* GIVEN INSTRUCTION
Count every line of the listing where the string "arrêté" occurs, and reply with the count alone.

* DATA EXTRACT

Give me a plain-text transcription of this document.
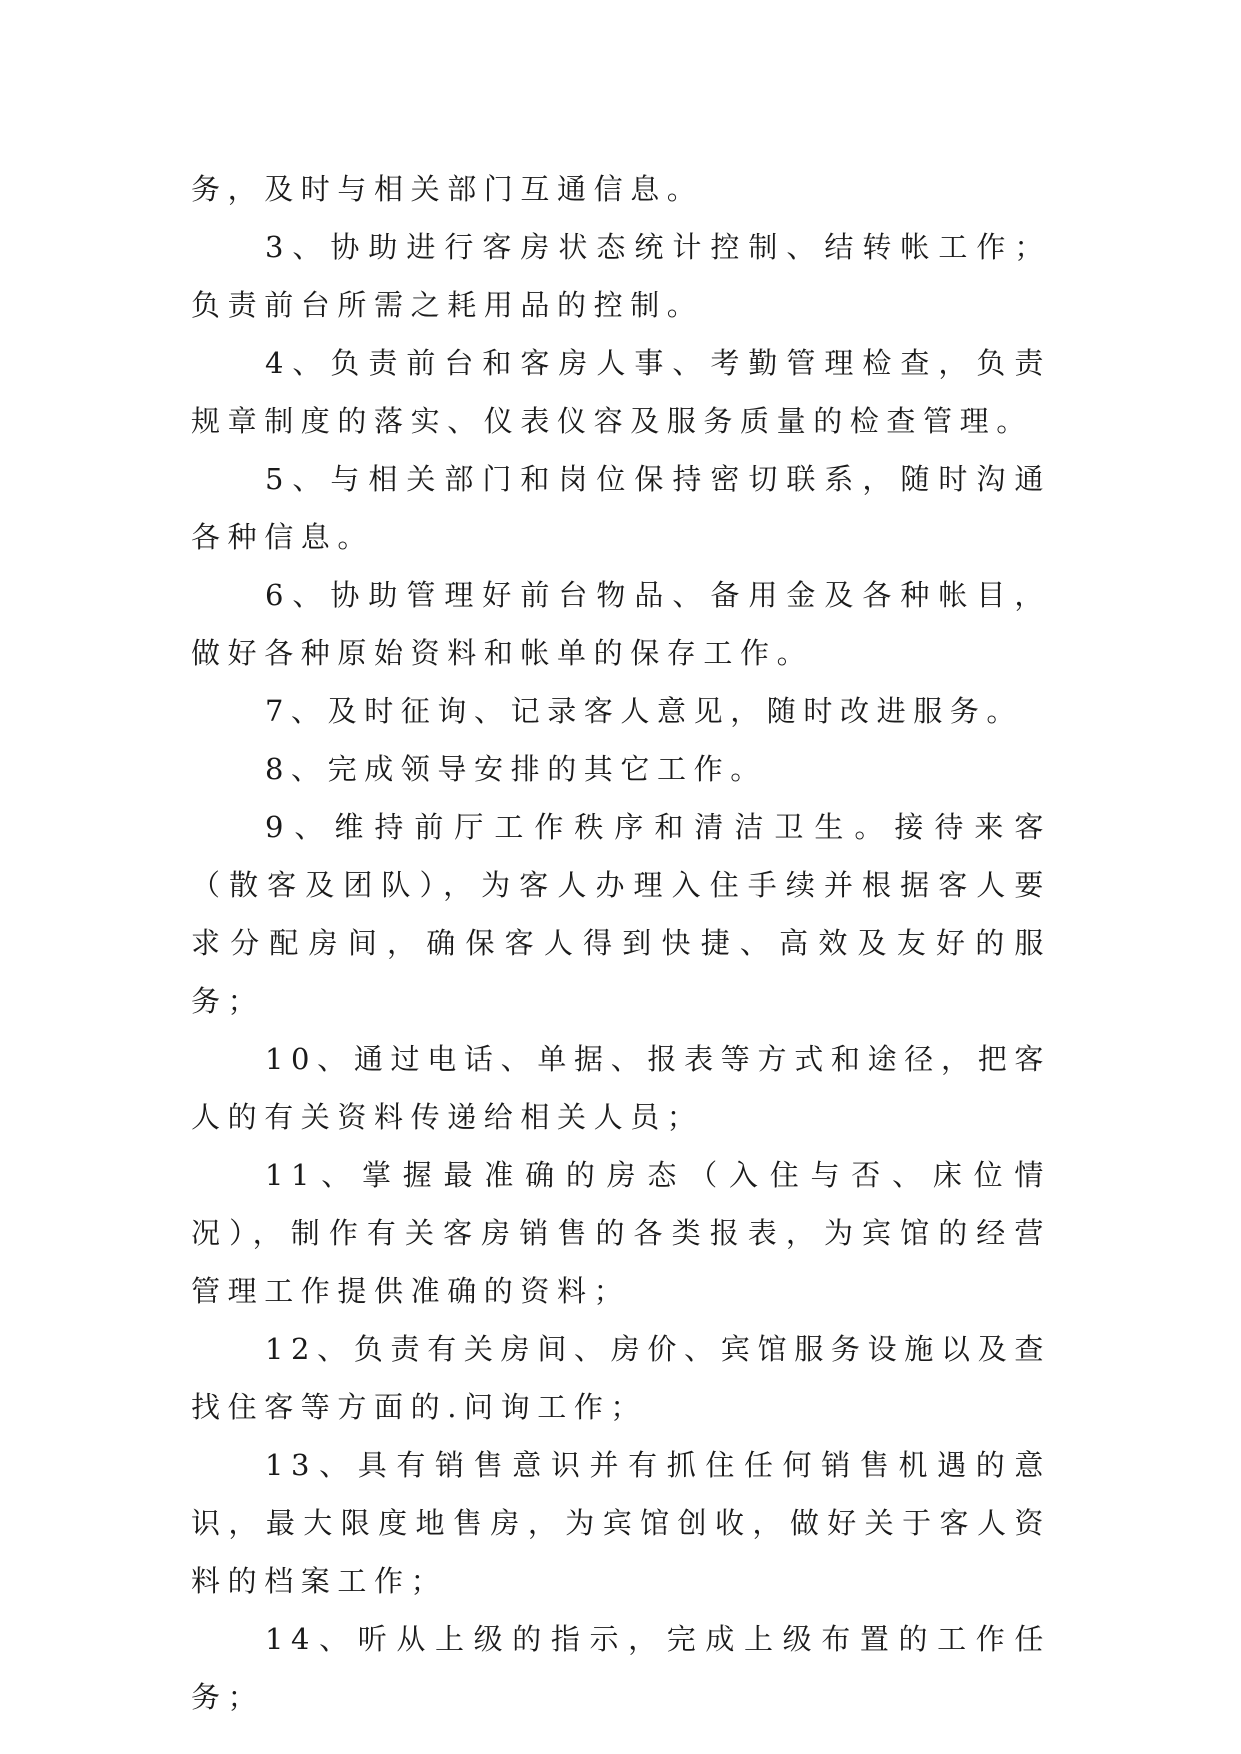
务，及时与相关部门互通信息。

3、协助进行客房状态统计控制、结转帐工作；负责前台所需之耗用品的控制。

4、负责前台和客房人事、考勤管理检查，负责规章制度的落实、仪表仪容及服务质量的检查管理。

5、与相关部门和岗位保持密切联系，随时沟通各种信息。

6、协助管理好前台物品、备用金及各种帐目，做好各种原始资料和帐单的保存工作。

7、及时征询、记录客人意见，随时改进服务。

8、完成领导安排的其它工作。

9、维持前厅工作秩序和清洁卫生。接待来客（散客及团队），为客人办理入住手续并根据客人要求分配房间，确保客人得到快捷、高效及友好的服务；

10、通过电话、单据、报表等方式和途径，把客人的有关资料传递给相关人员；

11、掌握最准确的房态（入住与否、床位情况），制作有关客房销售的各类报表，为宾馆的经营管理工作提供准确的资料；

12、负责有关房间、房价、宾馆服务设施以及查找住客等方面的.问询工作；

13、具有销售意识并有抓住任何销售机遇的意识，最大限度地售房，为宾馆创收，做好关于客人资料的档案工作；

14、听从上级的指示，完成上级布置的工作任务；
--
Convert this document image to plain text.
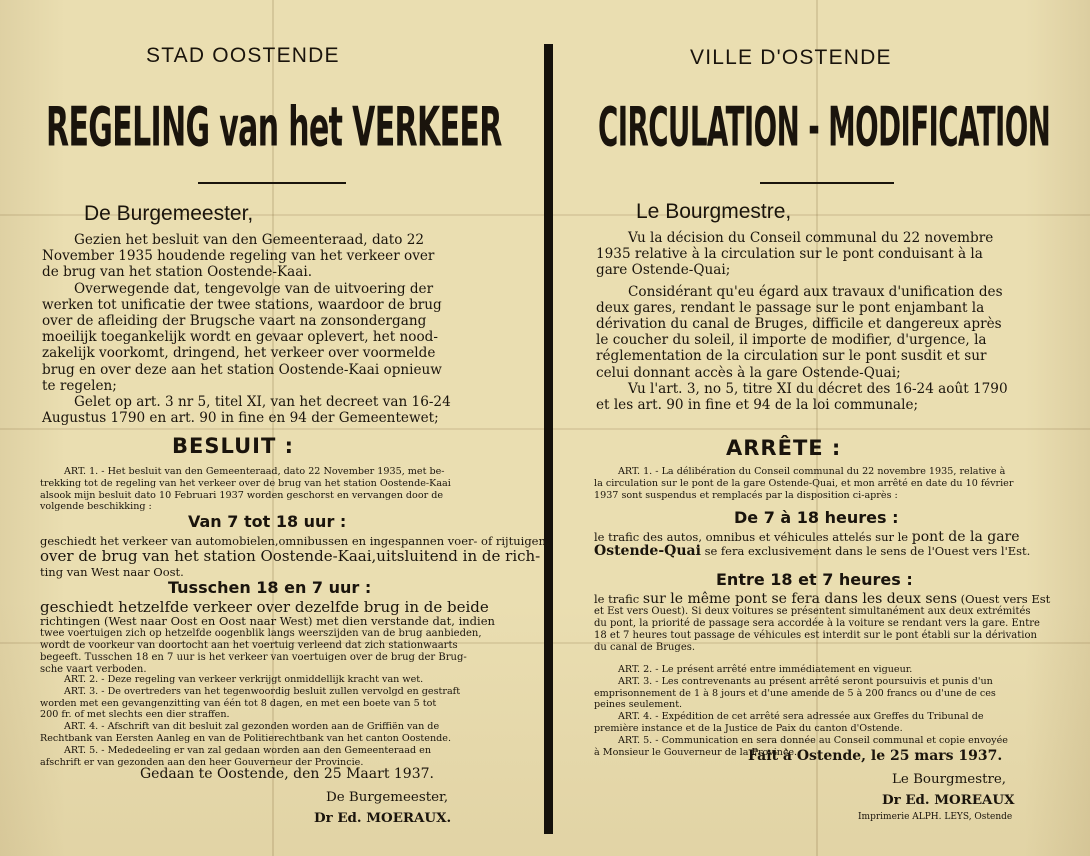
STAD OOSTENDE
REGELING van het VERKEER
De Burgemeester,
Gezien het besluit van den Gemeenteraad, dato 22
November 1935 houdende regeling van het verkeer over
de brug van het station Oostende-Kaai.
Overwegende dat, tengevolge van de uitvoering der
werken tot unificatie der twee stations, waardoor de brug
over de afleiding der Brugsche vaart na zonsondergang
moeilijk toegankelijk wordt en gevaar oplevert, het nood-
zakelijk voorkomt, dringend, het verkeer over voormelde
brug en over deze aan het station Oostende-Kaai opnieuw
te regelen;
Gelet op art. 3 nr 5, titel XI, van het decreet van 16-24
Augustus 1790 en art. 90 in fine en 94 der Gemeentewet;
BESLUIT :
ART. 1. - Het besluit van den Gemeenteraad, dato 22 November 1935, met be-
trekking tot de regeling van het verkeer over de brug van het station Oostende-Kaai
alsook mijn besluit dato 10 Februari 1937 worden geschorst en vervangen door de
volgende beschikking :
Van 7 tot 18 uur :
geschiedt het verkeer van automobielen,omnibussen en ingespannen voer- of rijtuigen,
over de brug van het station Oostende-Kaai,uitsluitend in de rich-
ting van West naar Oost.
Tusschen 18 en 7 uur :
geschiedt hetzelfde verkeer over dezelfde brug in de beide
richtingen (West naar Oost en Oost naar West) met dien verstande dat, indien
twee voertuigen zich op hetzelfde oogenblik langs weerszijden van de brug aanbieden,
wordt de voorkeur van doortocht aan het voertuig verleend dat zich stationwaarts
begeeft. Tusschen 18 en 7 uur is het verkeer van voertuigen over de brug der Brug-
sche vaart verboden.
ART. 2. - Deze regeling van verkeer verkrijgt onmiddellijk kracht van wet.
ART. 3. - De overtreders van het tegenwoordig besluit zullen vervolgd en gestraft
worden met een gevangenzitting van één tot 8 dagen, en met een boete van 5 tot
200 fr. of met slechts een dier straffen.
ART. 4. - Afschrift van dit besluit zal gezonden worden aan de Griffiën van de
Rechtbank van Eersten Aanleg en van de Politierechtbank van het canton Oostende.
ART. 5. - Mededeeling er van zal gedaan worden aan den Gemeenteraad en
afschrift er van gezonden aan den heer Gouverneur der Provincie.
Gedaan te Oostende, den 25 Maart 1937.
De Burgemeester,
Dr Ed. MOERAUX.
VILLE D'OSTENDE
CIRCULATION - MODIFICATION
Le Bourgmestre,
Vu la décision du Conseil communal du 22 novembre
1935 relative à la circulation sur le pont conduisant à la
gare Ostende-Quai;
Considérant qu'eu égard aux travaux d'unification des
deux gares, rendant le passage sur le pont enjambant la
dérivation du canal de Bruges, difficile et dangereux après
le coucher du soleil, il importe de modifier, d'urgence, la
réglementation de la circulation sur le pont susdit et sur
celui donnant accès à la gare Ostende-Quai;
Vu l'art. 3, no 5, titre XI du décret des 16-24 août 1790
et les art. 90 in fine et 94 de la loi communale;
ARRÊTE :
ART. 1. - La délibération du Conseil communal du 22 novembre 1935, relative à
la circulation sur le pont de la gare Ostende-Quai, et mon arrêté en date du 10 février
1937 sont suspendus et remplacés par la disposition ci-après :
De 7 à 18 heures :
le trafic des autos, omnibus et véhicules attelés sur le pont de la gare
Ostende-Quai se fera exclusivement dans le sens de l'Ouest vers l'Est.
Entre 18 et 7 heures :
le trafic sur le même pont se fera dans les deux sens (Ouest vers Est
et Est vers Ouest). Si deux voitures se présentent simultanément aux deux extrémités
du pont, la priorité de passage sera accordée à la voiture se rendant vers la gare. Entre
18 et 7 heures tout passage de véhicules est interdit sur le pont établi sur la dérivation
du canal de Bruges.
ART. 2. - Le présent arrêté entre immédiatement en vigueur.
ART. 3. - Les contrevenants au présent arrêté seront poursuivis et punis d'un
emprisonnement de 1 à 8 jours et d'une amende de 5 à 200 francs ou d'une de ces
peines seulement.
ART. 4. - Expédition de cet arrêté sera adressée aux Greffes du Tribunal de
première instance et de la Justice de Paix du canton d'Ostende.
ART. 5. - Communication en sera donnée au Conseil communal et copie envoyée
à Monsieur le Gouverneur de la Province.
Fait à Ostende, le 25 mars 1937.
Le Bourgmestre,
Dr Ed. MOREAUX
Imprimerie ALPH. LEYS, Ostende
---
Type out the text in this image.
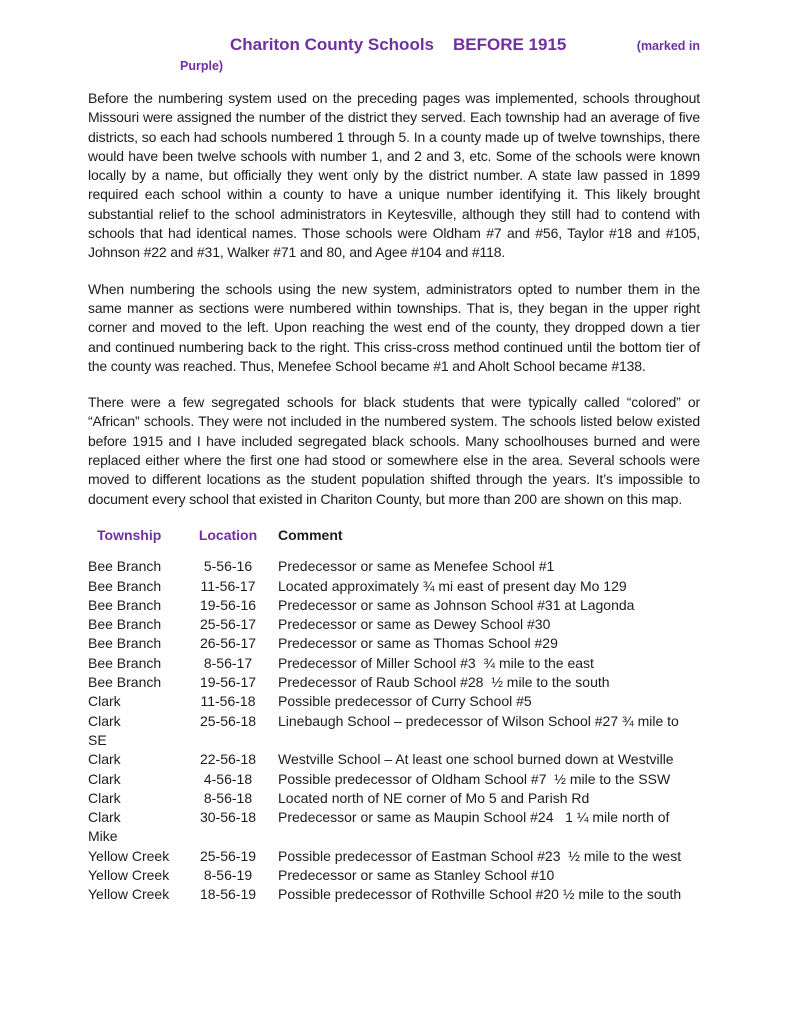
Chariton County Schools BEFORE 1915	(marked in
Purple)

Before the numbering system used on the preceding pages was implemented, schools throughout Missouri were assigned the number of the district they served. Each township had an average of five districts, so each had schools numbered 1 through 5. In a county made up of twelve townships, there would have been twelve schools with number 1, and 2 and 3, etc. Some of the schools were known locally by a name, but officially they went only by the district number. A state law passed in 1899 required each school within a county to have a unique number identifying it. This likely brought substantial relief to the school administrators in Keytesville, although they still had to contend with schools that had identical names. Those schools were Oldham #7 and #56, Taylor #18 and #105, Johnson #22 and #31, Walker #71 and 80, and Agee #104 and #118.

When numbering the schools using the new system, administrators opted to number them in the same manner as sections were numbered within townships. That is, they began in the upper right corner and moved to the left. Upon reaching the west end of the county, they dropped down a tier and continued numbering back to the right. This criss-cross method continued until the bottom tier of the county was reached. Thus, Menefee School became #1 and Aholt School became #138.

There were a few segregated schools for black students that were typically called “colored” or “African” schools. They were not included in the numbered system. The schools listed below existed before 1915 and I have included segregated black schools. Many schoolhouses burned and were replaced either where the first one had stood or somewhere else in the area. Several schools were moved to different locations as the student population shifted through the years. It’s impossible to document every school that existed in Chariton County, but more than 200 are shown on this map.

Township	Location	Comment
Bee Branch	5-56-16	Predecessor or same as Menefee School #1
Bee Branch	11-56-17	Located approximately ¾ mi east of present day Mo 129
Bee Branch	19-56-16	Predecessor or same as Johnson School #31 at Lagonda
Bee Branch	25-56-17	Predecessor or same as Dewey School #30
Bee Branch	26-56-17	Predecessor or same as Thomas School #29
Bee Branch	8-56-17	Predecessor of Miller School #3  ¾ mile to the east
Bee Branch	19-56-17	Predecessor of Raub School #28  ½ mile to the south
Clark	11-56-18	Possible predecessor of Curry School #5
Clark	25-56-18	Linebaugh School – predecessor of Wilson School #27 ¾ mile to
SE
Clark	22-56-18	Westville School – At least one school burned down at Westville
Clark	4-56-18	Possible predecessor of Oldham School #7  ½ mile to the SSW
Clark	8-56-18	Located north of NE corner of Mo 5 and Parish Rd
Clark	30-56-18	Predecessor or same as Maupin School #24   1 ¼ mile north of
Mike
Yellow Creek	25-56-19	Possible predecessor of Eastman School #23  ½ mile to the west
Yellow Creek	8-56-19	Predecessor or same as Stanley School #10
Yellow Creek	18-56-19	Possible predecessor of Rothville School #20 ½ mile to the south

* WRITTEN SOLUTION
4